On Benchmarking, Part 3
15 Jan 2017- W. Edwards Deming
This is a long series of posts where I try to teach myself how to run rigorous, reproducible microbenchmarks on Linux. You may want to start from the first one and learn with me as I go along. I am certain to make mistakes, please write be back in this bug when I do.
In my previous post I discussed the
JayBeams microbenchmark framework and how to configure a system to
produce consistent results when benchmarking a CPU-bound component
like array_based_order_book_side<>
(a/k/a abobs<>
).
In our first post we raised a number of issues that will be addressed
now, specifically:
I6: What exactly is the definition of success and do the results meet that definition? Or in the language of statistics: Was the effect interesting or too small to matter?
I7:What exactly do I mean by “faster”, or “better performance”, or “more efficient”? How is that operationalized?
I8: At least I was
explicit in declaring that I only expected the
array_based_order_book_side<>
to the faster for the inputs that one
sees in a normal feed, but that it was worse with suitable constructed
inputs. However, this leaves other questions unanswered:
How do you characterize those inputs for which it is expected to be
faster?

### Set task A:
Set down the passage of the benchmarking post starting with "In my previous" and going on through "is that operationalized?", word for word.
The benchmarking post and the records come from unrelated sources.

### Available data:
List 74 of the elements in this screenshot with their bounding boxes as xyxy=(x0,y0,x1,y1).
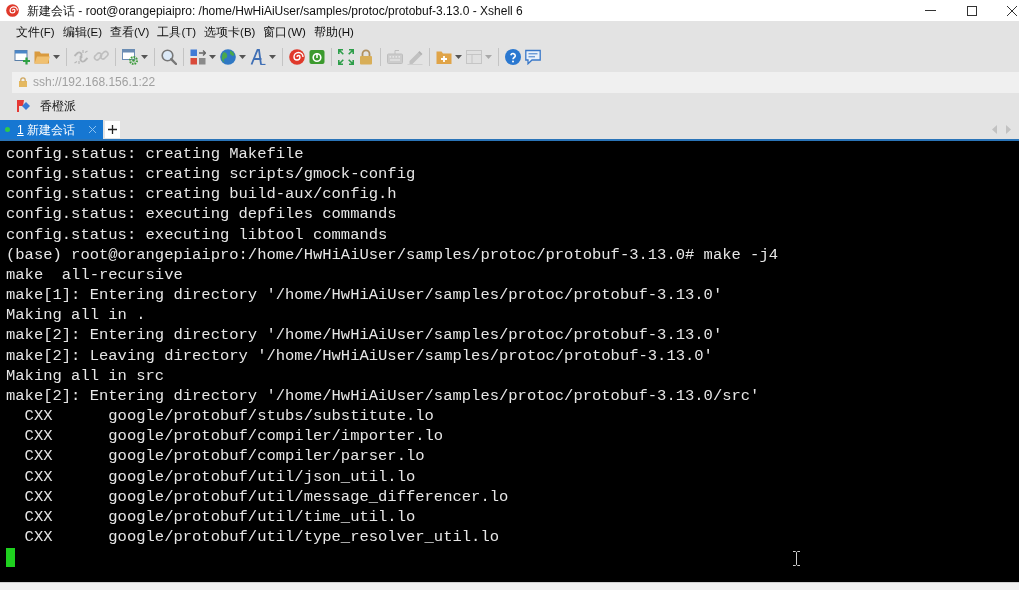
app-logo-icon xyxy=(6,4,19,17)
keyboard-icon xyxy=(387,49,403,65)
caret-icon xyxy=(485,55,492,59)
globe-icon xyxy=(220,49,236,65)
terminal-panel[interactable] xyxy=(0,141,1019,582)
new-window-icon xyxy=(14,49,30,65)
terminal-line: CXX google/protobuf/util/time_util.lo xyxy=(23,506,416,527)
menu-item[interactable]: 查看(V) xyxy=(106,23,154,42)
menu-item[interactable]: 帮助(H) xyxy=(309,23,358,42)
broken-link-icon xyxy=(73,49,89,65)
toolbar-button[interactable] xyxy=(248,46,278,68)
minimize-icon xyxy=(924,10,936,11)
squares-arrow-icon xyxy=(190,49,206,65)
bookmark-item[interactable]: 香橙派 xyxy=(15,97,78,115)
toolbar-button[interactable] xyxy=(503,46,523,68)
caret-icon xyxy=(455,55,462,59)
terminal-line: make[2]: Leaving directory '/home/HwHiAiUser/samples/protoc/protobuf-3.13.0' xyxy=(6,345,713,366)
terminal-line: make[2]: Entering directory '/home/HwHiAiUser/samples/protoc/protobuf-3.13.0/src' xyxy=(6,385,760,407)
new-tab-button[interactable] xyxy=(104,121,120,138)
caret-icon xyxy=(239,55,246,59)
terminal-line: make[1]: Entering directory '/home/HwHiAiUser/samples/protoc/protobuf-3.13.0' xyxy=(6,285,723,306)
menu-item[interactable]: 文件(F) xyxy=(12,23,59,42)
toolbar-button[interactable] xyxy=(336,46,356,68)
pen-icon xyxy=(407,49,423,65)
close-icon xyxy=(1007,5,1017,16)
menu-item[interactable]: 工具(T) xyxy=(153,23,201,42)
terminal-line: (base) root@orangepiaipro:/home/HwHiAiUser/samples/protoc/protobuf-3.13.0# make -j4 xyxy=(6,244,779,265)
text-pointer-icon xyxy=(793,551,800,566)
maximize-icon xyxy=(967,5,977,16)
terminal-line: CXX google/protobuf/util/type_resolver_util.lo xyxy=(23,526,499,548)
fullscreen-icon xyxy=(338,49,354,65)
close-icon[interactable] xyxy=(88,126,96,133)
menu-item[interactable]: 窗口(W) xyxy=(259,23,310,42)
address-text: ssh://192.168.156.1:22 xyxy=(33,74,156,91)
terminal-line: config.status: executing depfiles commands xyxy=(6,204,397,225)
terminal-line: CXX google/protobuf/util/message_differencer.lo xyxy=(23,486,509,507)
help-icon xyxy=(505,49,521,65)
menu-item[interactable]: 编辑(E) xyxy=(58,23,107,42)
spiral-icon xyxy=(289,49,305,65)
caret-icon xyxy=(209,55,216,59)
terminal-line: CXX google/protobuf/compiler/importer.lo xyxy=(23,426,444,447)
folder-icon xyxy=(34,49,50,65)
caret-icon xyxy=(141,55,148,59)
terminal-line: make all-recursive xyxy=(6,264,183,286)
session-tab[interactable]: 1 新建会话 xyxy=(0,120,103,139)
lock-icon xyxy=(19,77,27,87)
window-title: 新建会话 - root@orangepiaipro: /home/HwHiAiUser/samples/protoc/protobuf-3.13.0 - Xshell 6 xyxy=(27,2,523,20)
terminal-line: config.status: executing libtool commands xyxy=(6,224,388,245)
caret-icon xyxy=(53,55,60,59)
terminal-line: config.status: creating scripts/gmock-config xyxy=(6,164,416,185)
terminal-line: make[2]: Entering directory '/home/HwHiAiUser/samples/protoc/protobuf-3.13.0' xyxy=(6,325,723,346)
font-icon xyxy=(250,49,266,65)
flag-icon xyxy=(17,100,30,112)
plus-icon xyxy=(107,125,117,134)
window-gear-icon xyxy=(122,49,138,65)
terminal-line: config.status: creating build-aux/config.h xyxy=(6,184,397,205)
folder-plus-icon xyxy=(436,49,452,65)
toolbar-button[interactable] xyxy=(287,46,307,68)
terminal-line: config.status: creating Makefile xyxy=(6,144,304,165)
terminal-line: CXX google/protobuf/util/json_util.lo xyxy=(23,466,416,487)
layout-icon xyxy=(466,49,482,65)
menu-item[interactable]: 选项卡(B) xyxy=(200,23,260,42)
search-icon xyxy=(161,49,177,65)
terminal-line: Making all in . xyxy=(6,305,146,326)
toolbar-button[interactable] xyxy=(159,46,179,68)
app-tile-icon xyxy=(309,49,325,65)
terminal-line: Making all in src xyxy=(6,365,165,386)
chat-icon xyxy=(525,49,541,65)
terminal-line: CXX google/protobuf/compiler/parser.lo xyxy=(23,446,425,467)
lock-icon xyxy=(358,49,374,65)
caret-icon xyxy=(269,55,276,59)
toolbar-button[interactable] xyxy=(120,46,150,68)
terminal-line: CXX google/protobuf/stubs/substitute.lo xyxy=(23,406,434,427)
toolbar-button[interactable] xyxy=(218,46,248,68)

### Set task B:
Extract the lines of the records starting with the line with "app-logo-icon xyxy=(6,4,19,17)" and going on through the line with "caret-icon xyxy=(209,55,216,59)", including both of those lines. Reproduce each line unchanged.

### Output A:
In my previous post I discussed the
JayBeams microbenchmark framework and how to configure a system to
produce consistent results when benchmarking a CPU-bound component
like array_based_order_book_side<>
(a/k/a abobs<>
).
In our first post we raised a number of issues that will be addressed
now, specifically:
I6: What exactly is the definition of success and do the results meet that definition? Or in the language of statistics: Was the effect interesting or too small to matter?
I7:What exactly do I mean by “faster”, or “better performance”, or “more efficient”? How is that operationalized?

### Output B:
app-logo-icon xyxy=(6,4,19,17)
keyboard-icon xyxy=(387,49,403,65)
caret-icon xyxy=(485,55,492,59)
globe-icon xyxy=(220,49,236,65)
terminal-panel[interactable] xyxy=(0,141,1019,582)
new-window-icon xyxy=(14,49,30,65)
terminal-line: CXX google/protobuf/util/time_util.lo xyxy=(23,506,416,527)
menu-item[interactable]: 查看(V) xyxy=(106,23,154,42)
menu-item[interactable]: 帮助(H) xyxy=(309,23,358,42)
broken-link-icon xyxy=(73,49,89,65)
toolbar-button[interactable] xyxy=(248,46,278,68)
minimize-icon xyxy=(924,10,936,11)
squares-arrow-icon xyxy=(190,49,206,65)
bookmark-item[interactable]: 香橙派 xyxy=(15,97,78,115)
toolbar-button[interactable] xyxy=(503,46,523,68)
caret-icon xyxy=(455,55,462,59)
terminal-line: make[2]: Leaving directory '/home/HwHiAiUser/samples/protoc/protobuf-3.13.0' xyxy=(6,345,713,366)
terminal-line: make[2]: Entering directory '/home/HwHiAiUser/samples/protoc/protobuf-3.13.0/src' xyxy=(6,385,760,407)
new-tab-button[interactable] xyxy=(104,121,120,138)
caret-icon xyxy=(239,55,246,59)
terminal-line: make[1]: Entering directory '/home/HwHiAiUser/samples/protoc/protobuf-3.13.0' xyxy=(6,285,723,306)
menu-item[interactable]: 文件(F) xyxy=(12,23,59,42)
toolbar-button[interactable] xyxy=(336,46,356,68)
pen-icon xyxy=(407,49,423,65)
close-icon xyxy=(1007,5,1017,16)
menu-item[interactable]: 工具(T) xyxy=(153,23,201,42)
terminal-line: (base) root@orangepiaipro:/home/HwHiAiUser/samples/protoc/protobuf-3.13.0# make -j4 xyxy=(6,244,779,265)
text-pointer-icon xyxy=(793,551,800,566)
maximize-icon xyxy=(967,5,977,16)
terminal-line: CXX google/protobuf/util/type_resolver_util.lo xyxy=(23,526,499,548)
fullscreen-icon xyxy=(338,49,354,65)
close-icon[interactable] xyxy=(88,126,96,133)
menu-item[interactable]: 窗口(W) xyxy=(259,23,310,42)
address-text: ssh://192.168.156.1:22 xyxy=(33,74,156,91)
terminal-line: config.status: executing depfiles commands xyxy=(6,204,397,225)
terminal-line: CXX google/protobuf/util/message_differencer.lo xyxy=(23,486,509,507)
help-icon xyxy=(505,49,521,65)
menu-item[interactable]: 编辑(E) xyxy=(58,23,107,42)
spiral-icon xyxy=(289,49,305,65)
caret-icon xyxy=(209,55,216,59)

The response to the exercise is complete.